● **What you need to do**
In full and without deviation, write out the entries that follow.

(Dataset rows)
= = = = = = =
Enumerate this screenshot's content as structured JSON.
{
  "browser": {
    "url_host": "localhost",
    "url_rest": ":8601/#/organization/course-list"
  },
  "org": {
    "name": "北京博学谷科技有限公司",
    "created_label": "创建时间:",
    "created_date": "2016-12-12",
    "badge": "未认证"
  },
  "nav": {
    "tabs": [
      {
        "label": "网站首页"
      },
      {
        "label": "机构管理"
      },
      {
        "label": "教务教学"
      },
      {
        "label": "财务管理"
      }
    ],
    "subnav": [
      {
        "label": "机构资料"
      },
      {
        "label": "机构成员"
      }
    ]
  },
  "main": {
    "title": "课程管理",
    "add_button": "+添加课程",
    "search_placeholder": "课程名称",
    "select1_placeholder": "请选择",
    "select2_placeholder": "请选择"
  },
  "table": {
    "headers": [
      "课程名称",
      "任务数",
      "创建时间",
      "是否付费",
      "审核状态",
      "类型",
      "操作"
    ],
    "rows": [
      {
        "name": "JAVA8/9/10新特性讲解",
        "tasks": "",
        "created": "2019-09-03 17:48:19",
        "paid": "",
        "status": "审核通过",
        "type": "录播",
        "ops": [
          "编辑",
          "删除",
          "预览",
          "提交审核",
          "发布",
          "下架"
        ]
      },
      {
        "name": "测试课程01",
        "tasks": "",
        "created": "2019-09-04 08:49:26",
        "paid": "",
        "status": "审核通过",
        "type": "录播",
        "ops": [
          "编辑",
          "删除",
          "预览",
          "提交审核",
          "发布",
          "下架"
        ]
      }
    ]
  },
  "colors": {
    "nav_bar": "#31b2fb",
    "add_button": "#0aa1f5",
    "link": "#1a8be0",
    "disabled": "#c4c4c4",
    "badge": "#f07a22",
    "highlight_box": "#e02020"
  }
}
= = = = = = =
● **Output of the exercise**
Enumerate this screenshot's content as structured JSON.
{
  "browser": {
    "url_host": "localhost",
    "url_rest": ":8601/#/organization/course-list"
  },
  "org": {
    "name": "北京博学谷科技有限公司",
    "created_label": "创建时间:",
    "created_date": "2016-12-12",
    "badge": "未认证"
  },
  "nav": {
    "tabs": [
      {
        "label": "网站首页"
      },
      {
        "label": "机构管理"
      },
      {
        "label": "教务教学"
      },
      {
        "label": "财务管理"
      }
    ],
    "subnav": [
      {
        "label": "机构资料"
      },
      {
        "label": "机构成员"
      }
    ]
  },
  "main": {
    "title": "课程管理",
    "add_button": "+添加课程",
    "search_placeholder": "课程名称",
    "select1_placeholder": "请选择",
    "select2_placeholder": "请选择"
  },
  "table": {
    "headers": [
      "课程名称",
      "任务数",
      "创建时间",
      "是否付费",
      "审核状态",
      "类型",
      "操作"
    ],
    "rows": [
      {
        "name": "JAVA8/9/10新特性讲解",
        "tasks": "",
        "created": "2019-09-03 17:48:19",
        "paid": "",
        "status": "审核通过",
        "type": "录播",
        "ops": [
          "编辑",
          "删除",
          "预览",
          "提交审核",
          "发布",
          "下架"
        ]
      },
      {
        "name": "测试课程01",
        "tasks": "",
        "created": "2019-09-04 08:49:26",
        "paid": "",
        "status": "审核通过",
        "type": "录播",
        "ops": [
          "编辑",
          "删除",
          "预览",
          "提交审核",
          "发布",
          "下架"
        ]
      }
    ]
  },
  "colors": {
    "nav_bar": "#31b2fb",
    "add_button": "#0aa1f5",
    "link": "#1a8be0",
    "disabled": "#c4c4c4",
    "badge": "#f07a22",
    "highlight_box": "#e02020"
  }
}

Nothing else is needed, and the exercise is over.